Data records
>>>>
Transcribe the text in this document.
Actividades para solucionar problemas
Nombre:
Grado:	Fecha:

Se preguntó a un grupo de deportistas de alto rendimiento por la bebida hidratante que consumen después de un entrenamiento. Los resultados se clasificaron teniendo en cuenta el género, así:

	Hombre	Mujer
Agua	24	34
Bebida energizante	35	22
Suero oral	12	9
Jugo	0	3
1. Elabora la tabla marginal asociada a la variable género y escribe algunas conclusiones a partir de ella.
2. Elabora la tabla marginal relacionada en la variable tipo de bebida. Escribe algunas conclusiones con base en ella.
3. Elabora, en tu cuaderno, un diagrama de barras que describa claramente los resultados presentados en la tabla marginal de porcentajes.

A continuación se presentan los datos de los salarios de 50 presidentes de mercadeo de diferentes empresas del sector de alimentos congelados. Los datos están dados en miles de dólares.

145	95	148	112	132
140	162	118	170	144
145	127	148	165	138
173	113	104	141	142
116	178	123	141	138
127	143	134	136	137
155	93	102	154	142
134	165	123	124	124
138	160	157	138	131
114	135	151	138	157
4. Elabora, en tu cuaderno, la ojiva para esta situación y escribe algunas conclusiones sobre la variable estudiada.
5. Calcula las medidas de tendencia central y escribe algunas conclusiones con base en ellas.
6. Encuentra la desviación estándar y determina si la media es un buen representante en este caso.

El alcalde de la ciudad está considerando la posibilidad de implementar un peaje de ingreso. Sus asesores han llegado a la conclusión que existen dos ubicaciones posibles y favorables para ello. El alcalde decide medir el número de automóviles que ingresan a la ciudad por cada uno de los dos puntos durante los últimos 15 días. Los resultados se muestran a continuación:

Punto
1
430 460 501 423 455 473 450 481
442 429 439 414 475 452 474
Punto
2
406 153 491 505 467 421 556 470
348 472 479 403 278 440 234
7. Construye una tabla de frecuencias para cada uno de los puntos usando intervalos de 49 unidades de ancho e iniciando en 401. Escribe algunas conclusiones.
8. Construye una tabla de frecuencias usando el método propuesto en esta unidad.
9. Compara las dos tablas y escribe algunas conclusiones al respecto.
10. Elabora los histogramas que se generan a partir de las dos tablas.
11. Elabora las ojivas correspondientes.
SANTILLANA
<<<<
### EXERCISE GOAL
What is the number of lines containing "Elabora"? Give that number only.

### EXERCISE SOLUTION
6